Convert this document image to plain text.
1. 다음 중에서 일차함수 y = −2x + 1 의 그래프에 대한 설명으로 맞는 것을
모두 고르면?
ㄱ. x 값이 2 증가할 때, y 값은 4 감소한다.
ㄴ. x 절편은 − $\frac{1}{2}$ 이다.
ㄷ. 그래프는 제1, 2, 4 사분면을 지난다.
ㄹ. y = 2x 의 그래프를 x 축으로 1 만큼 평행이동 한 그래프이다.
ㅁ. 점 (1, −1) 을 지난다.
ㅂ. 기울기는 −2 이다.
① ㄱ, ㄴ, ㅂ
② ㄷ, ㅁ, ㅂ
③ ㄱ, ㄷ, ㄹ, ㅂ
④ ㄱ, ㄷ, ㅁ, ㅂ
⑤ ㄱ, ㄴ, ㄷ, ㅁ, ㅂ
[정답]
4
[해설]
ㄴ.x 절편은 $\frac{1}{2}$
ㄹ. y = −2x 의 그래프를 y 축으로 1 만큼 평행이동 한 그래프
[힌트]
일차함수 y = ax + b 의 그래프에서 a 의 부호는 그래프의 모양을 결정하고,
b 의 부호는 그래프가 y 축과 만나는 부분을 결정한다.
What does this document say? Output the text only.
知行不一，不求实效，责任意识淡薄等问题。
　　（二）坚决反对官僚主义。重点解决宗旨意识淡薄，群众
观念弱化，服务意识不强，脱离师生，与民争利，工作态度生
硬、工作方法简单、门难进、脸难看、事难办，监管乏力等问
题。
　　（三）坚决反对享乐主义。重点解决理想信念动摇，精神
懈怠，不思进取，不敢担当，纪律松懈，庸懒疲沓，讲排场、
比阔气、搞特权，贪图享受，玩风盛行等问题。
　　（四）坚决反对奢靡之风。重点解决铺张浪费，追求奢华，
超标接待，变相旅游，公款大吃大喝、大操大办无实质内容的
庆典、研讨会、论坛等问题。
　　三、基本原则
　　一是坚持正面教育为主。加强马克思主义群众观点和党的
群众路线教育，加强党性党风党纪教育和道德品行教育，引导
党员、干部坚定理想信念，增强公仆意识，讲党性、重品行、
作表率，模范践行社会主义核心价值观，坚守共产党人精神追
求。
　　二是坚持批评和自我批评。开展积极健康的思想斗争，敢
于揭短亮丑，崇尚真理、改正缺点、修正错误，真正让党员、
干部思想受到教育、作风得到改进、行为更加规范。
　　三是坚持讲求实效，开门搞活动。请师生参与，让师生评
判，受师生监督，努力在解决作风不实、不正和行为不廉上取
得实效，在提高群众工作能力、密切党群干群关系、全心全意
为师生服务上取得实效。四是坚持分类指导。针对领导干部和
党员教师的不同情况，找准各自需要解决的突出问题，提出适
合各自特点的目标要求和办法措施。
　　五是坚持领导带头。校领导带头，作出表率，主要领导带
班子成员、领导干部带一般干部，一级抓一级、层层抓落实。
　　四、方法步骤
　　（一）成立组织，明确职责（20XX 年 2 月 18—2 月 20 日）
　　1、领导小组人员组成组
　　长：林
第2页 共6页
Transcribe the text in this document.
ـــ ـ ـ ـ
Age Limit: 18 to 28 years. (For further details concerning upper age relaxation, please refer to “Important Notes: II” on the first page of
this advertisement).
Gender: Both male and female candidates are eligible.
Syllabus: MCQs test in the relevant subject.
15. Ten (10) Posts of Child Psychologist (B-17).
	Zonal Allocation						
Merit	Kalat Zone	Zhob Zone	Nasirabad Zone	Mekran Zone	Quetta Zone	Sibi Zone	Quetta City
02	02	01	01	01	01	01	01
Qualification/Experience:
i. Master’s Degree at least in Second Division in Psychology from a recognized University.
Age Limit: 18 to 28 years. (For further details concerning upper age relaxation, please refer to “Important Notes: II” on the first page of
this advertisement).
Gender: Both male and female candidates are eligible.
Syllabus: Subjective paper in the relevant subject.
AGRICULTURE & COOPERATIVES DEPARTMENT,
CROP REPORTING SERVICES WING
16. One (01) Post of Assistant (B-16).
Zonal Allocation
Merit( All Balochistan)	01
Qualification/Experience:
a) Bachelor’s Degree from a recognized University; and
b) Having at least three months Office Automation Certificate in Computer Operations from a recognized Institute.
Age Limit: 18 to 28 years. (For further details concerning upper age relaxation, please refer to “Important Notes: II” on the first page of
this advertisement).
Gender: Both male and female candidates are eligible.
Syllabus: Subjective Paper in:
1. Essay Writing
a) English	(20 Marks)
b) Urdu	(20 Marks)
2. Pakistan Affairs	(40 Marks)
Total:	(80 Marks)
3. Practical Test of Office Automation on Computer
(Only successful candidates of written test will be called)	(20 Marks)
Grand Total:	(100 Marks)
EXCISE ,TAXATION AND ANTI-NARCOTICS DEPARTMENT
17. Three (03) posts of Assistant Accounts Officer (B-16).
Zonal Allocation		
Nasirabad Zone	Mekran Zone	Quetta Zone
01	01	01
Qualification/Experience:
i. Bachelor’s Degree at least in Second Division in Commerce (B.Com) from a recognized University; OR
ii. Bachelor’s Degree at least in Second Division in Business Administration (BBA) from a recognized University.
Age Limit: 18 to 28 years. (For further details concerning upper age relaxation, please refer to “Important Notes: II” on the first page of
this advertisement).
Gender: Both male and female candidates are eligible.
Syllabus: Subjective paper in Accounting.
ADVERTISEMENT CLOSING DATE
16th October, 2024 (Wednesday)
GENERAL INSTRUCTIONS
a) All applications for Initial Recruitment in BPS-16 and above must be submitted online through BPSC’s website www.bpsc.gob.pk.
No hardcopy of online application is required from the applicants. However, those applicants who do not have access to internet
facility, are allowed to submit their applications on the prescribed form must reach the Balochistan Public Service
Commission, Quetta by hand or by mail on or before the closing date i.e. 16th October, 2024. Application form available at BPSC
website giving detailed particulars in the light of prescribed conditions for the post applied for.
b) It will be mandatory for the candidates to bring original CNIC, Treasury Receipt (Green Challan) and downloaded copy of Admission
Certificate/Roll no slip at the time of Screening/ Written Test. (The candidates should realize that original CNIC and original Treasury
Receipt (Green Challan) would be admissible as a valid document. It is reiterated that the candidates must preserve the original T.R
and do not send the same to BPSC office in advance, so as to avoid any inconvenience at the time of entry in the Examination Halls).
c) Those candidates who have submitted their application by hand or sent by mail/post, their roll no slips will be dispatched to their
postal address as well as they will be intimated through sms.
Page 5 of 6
★ ★ ★ ★
Lines that hold the word "time" are the ones to return, every one of them.

FINAL RESULT:
Certificate/Roll no slip at the time of Screening/ Written Test. (The candidates should realize that original CNIC and original Treasury
and do not send the same to BPSC office in advance, so as to avoid any inconvenience at the time of entry in the Examination Halls).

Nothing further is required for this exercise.